Given instruction = Below are some records. Copy every line in them that holds "methods".

(Extracted data entries)

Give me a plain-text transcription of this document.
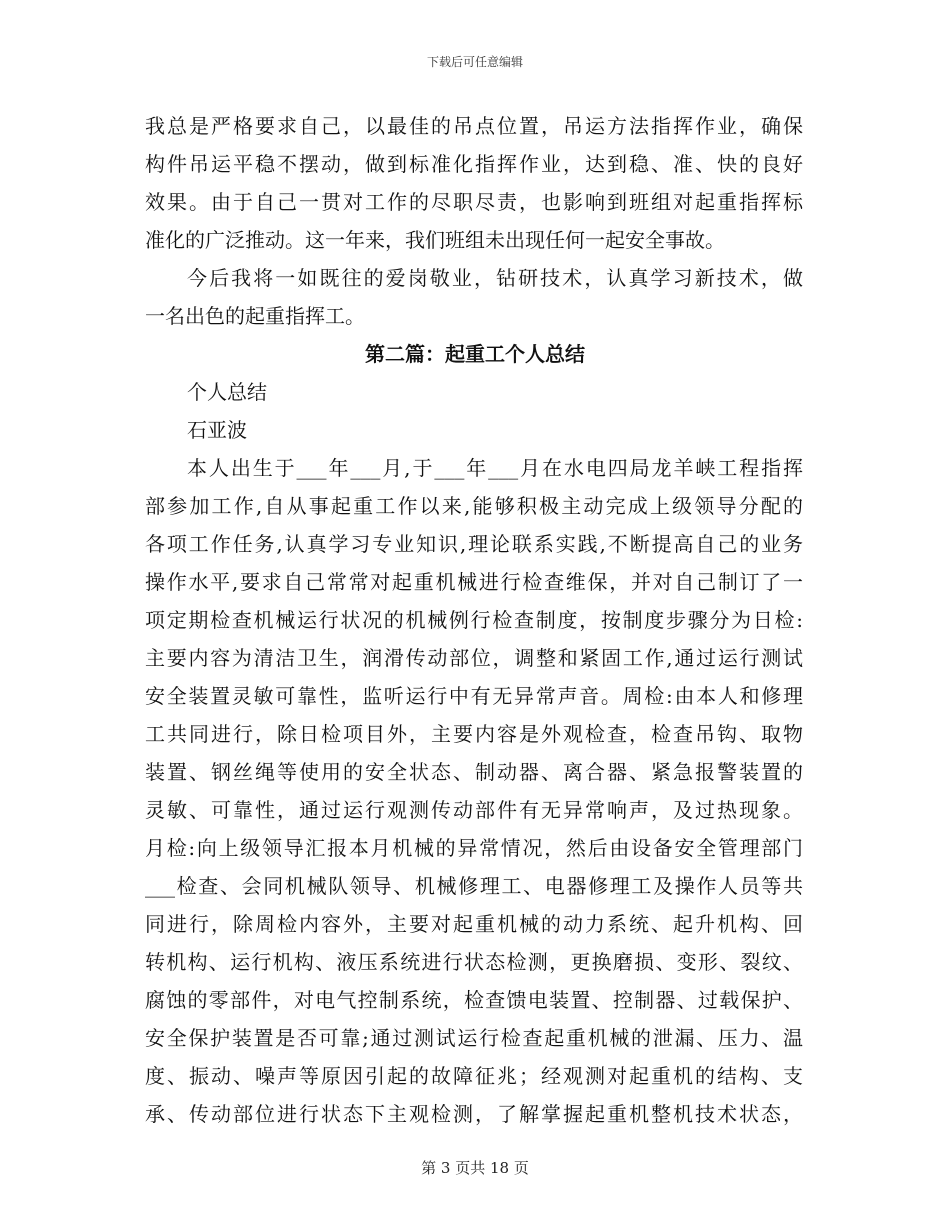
下载后可任意编辑
我总是严格要求自己，以最佳的吊点位置，吊运方法指挥作业，确保
构件吊运平稳不摆动，做到标准化指挥作业，达到稳、准、快的良好
效果。由于自己一贯对工作的尽职尽责，也影响到班组对起重指挥标
准化的广泛推动。这一年来，我们班组未出现任何一起安全事故。
今后我将一如既往的爱岗敬业，钻研技术，认真学习新技术，做
一名出色的起重指挥工。
第二篇：起重工个人总结
个人总结
石亚波
本人出生于___年___月,于___年___月在水电四局龙羊峡工程指挥
部参加工作,自从事起重工作以来,能够积极主动完成上级领导分配的
各项工作任务,认真学习专业知识,理论联系实践,不断提高自己的业务
操作水平,要求自己常常对起重机械进行检查维保，并对自己制订了一
项定期检查机械运行状况的机械例行检查制度，按制度步骤分为日检:
主要内容为清洁卫生，润滑传动部位，调整和紧固工作,通过运行测试
安全装置灵敏可靠性，监听运行中有无异常声音。周检:由本人和修理
工共同进行，除日检项目外，主要内容是外观检查，检查吊钩、取物
装置、钢丝绳等使用的安全状态、制动器、离合器、紧急报警装置的
灵敏、可靠性，通过运行观测传动部件有无异常响声，及过热现象。
月检:向上级领导汇报本月机械的异常情况，然后由设备安全管理部门
___检查、会同机械队领导、机械修理工、电器修理工及操作人员等共
同进行，除周检内容外，主要对起重机械的动力系统、起升机构、回
转机构、运行机构、液压系统进行状态检测，更换磨损、变形、裂纹、
腐蚀的零部件，对电气控制系统，检查馈电装置、控制器、过载保护、
安全保护装置是否可靠;通过测试运行检查起重机械的泄漏、压力、温
度、振动、噪声等原因引起的故障征兆；经观测对起重机的结构、支
承、传动部位进行状态下主观检测，了解掌握起重机整机技术状态，
第 3 页共 18 页
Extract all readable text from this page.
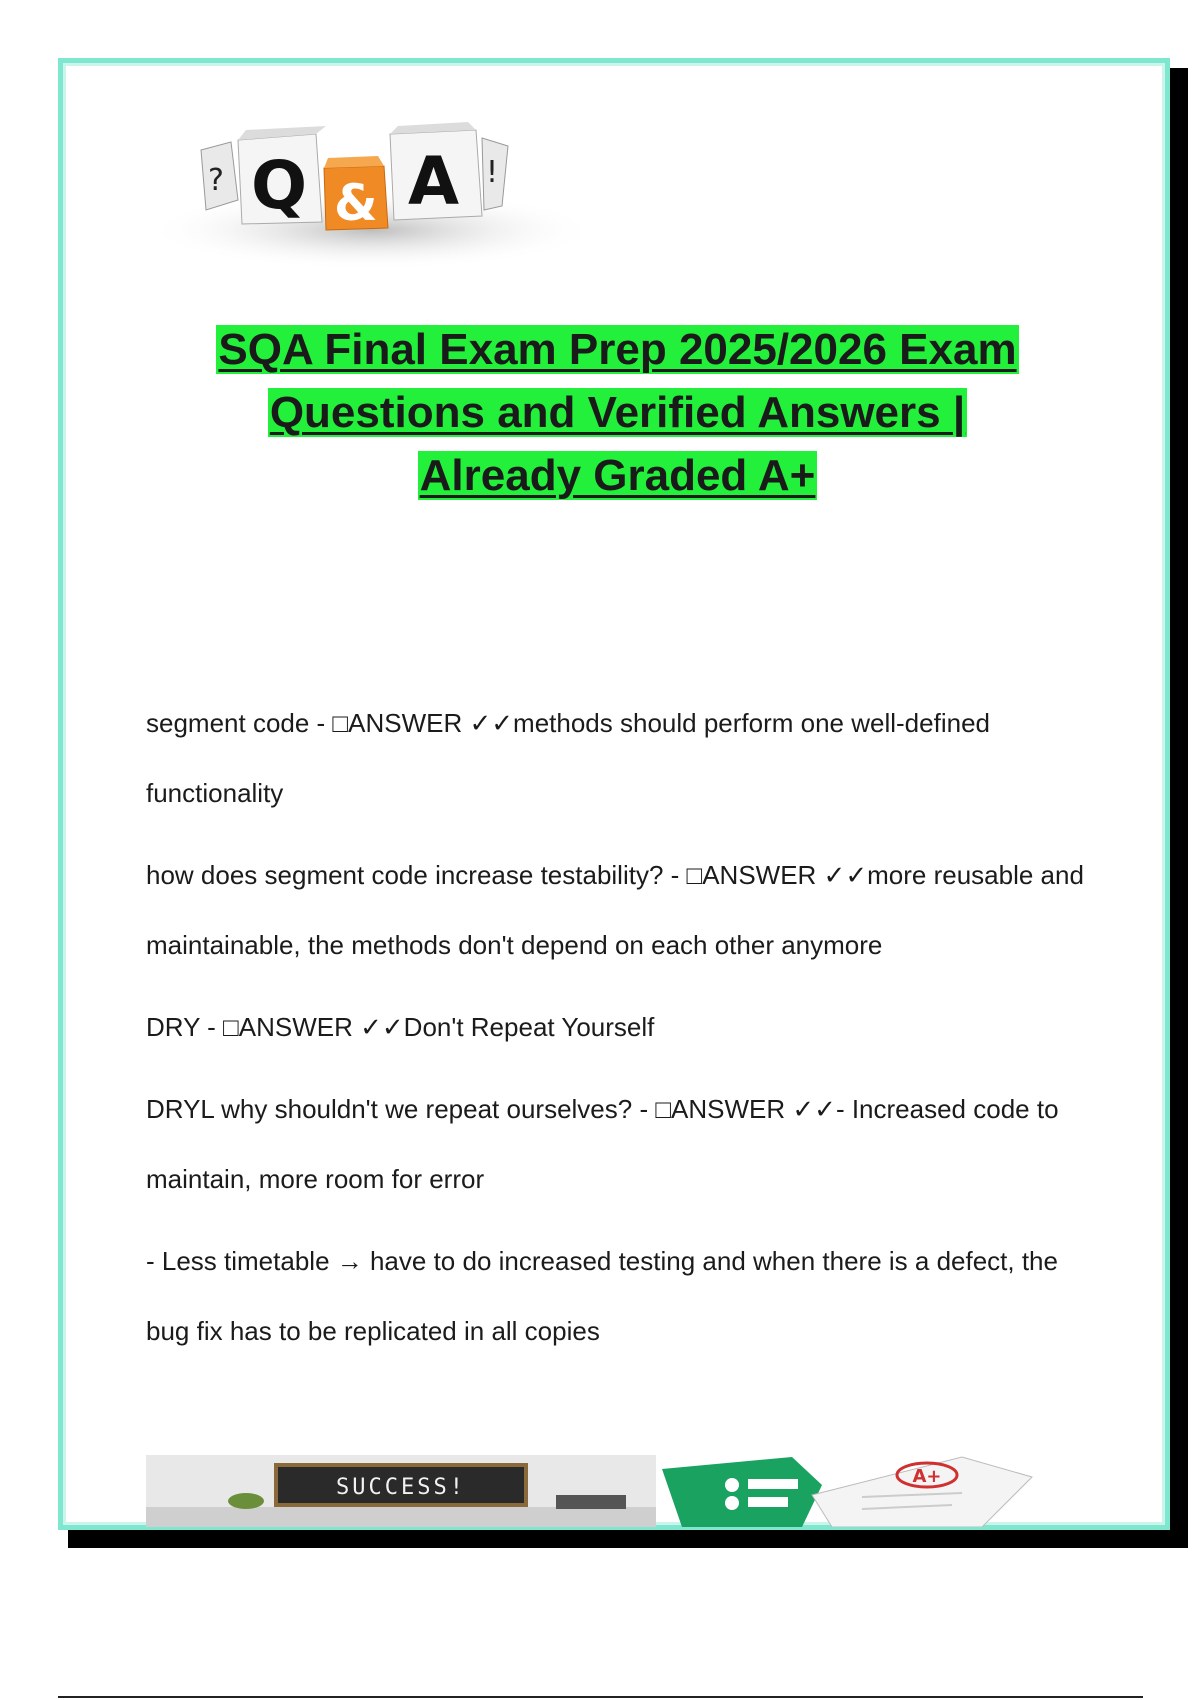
? Q & A !
SQA Final Exam Prep 2025/2026 Exam
Questions and Verified Answers |
Already Graded A+

segment code - □ANSWER ✓✓methods should perform one well-defined functionality

how does segment code increase testability? - □ANSWER ✓✓more reusable and maintainable, the methods don't depend on each other anymore

DRY - □ANSWER ✓✓Don't Repeat Yourself

DRYL why shouldn't we repeat ourselves? - □ANSWER ✓✓- Increased code to maintain, more room for error

- Less timetable → have to do increased testing and when there is a defect, the bug fix has to be replicated in all copies

SUCCESS!	A+
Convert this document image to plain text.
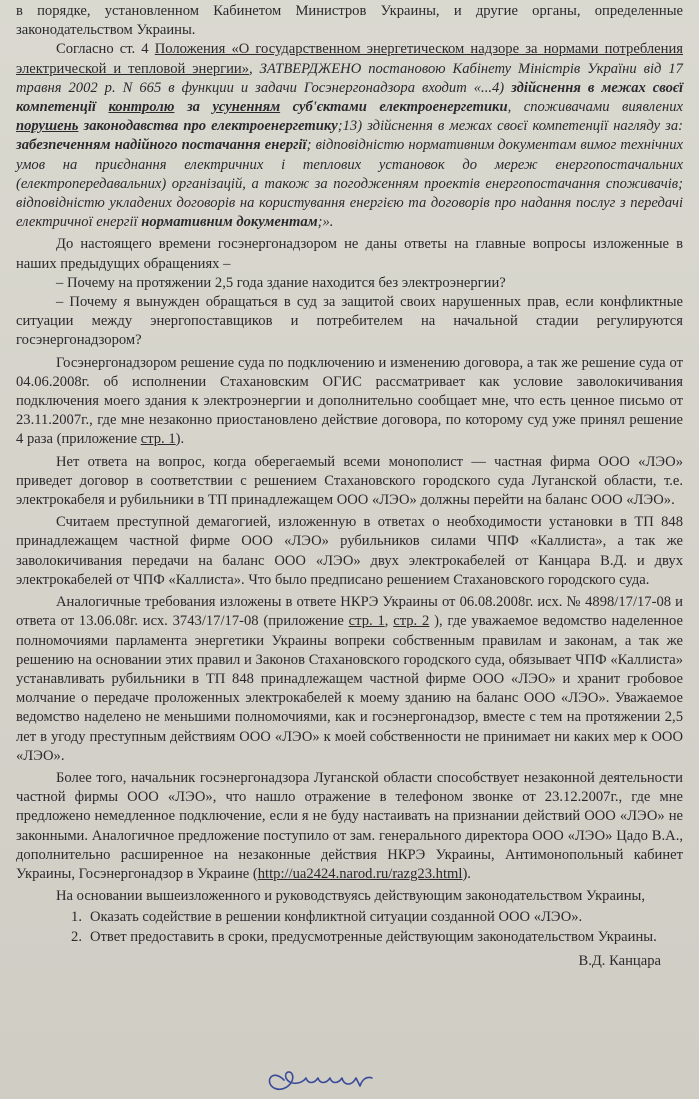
в порядке, установленном Кабинетом Министров Украины, и другие органы, определенные законодательством Украины.

Согласно ст. 4 Положения «О государственном энергетическом надзоре за нормами потребления электрической и тепловой энергии», ЗАТВЕРДЖЕНО постановою Кабінету Міністрів України від 17 травня 2002 р. N 665 в функции и задачи Госэнергонадзора входит «...4) здійснення в межах своєї компетенції контролю за усуненням суб'єктами електроенергетики, споживачами виявлених порушень законодавства про електроенергетику;13) здійснення в межах своєї компетенції нагляду за: забезпеченням надійного постачання енергії; відповідністю нормативним документам вимог технічних умов на приєднання електричних і теплових установок до мереж енергопостачальних (електропередавальних) організацій, а також за погодженням проектів енергопостачання споживачів; відповідністю укладених договорів на користування енергією та договорів про надання послуг з передачі електричної енергії нормативним документам;».

До настоящего времени госэнергонадзором не даны ответы на главные вопросы изложенные в наших предыдущих обращениях –

– Почему на протяжении 2,5 года здание находится без электроэнергии?

– Почему я вынужден обращаться в суд за защитой своих нарушенных прав, если конфликтные ситуации между энергопоставщиков и потребителем на начальной стадии регулируются госэнергонадзором?

Госэнергонадзором решение суда по подключению и изменению договора, а так же решение суда от 04.06.2008г. об исполнении Стахановским ОГИС рассматривает как условие заволокичивания подключения моего здания к электроэнергии и дополнительно сообщает мне, что есть ценное письмо от 23.11.2007г., где мне незаконно приостановлено действие договора, по которому суд уже принял решение 4 раза (приложение стр. 1).

Нет ответа на вопрос, когда оберегаемый всеми монополист — частная фирма ООО «ЛЭО» приведет договор в соответствии с решением Стахановского городского суда Луганской области, т.е. электрокабеля и рубильники в ТП принадлежащем ООО «ЛЭО» должны перейти на баланс ООО «ЛЭО».

Считаем преступной демагогией, изложенную в ответах о необходимости установки в ТП 848 принадлежащем частной фирме ООО «ЛЭО» рубильников силами ЧПФ «Каллиста», а так же заволокичивания передачи на баланс ООО «ЛЭО» двух электрокабелей от Канцара В.Д. и двух электрокабелей от ЧПФ «Каллиста». Что было предписано решением Стахановского городского суда.

Аналогичные требования изложены в ответе НКРЭ Украины от 06.08.2008г. исх. № 4898/17/17-08 и ответа от 13.06.08г. исх. 3743/17/17-08 (приложение стр. 1, стр. 2 ), где уважаемое ведомство наделенное полномочиями парламента энергетики Украины вопреки собственным правилам и законам, а так же решению на основании этих правил и Законов Стахановского городского суда, обязывает ЧПФ «Каллиста» устанавливать рубильники в ТП 848 принадлежащем частной фирме ООО «ЛЭО» и хранит гробовое молчание о передаче проложенных электрокабелей к моему зданию на баланс ООО «ЛЭО». Уважаемое ведомство наделено не меньшими полномочиями, как и госэнергонадзор, вместе с тем на протяжении 2,5 лет в угоду преступным действиям ООО «ЛЭО» к моей собственности не принимает ни каких мер к ООО «ЛЭО».

Более того, начальник госэнергонадзора Луганской области способствует незаконной деятельности частной фирмы ООО «ЛЭО», что нашло отражение в телефоном звонке от 23.12.2007г., где мне предложено немедленное подключение, если я не буду настаивать на признании действий ООО «ЛЭО» не законными. Аналогичное предложение поступило от зам. генерального директора ООО «ЛЭО» Цадо В.А., дополнительно расширенное на незаконные действия НКРЭ Украины, Антимонопольный кабинет Украины, Госэнергонадзор в Украине (http://ua2424.narod.ru/razg23.html).

На основании вышеизложенного и руководствуясь действующим законодательством Украины,

1. Оказать содействие в решении конфликтной ситуации созданной ООО «ЛЭО».
2. Ответ предоставить в сроки, предусмотренные действующим законодательством Украины.
В.Д. Канцара
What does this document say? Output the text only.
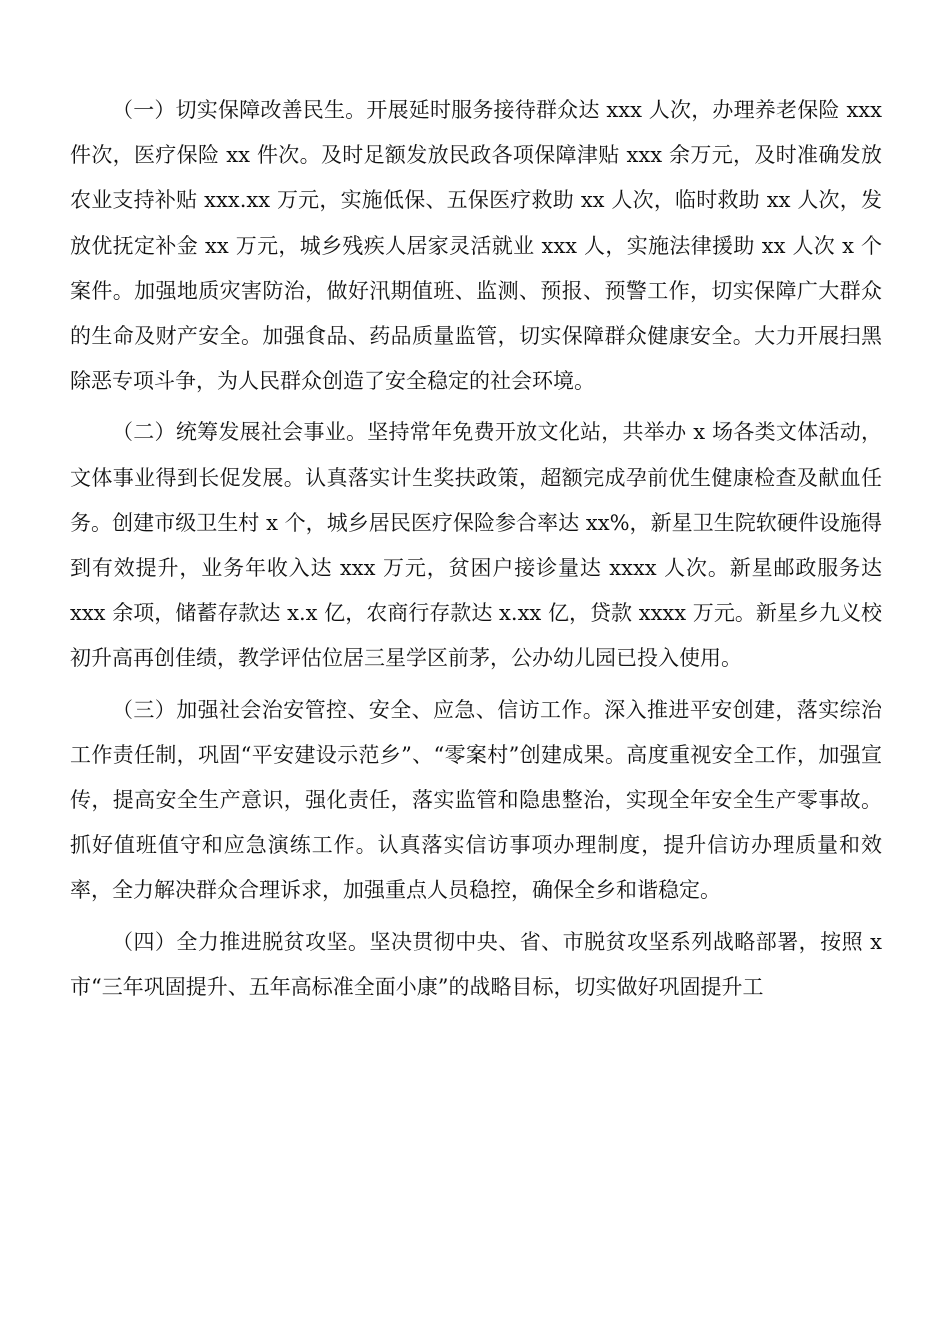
（一）切实保障改善民生。开展延时服务接待群众达 xxx 人次，办理养老保险 xxx 件次，医疗保险 xx 件次。及时足额发放民政各项保障津贴 xxx 余万元，及时准确发放农业支持补贴 xxx.xx 万元，实施低保、五保医疗救助 xx 人次，临时救助 xx 人次，发放优抚定补金 xx 万元，城乡残疾人居家灵活就业 xxx 人，实施法律援助 xx 人次 x 个案件。加强地质灾害防治，做好汛期值班、监测、预报、预警工作，切实保障广大群众的生命及财产安全。加强食品、药品质量监管，切实保障群众健康安全。大力开展扫黑除恶专项斗争，为人民群众创造了安全稳定的社会环境。

（二）统筹发展社会事业。坚持常年免费开放文化站，共举办 x 场各类文体活动，文体事业得到长促发展。认真落实计生奖扶政策，超额完成孕前优生健康检查及献血任务。创建市级卫生村 x 个，城乡居民医疗保险参合率达 xx%，新星卫生院软硬件设施得到有效提升，业务年收入达 xxx 万元，贫困户接诊量达 xxxx 人次。新星邮政服务达 xxx 余项，储蓄存款达 x.x 亿，农商行存款达 x.xx 亿，贷款 xxxx 万元。新星乡九义校初升高再创佳绩，教学评估位居三星学区前茅，公办幼儿园已投入使用。

（三）加强社会治安管控、安全、应急、信访工作。深入推进平安创建，落实综治工作责任制，巩固“平安建设示范乡”、“零案村”创建成果。高度重视安全工作，加强宣传，提高安全生产意识，强化责任，落实监管和隐患整治，实现全年安全生产零事故。抓好值班值守和应急演练工作。认真落实信访事项办理制度，提升信访办理质量和效率，全力解决群众合理诉求，加强重点人员稳控，确保全乡和谐稳定。

（四）全力推进脱贫攻坚。坚决贯彻中央、省、市脱贫攻坚系列战略部署，按照 x 市“三年巩固提升、五年高标准全面小康”的战略目标，切实做好巩固提升工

Completed task =
segment code - □ANSWER ✓✓methods should perform one well-defined functionality
how does segment code increase testability? - □ANSWER ✓✓more reusable and maintainable, the methods don't depend on each other anymore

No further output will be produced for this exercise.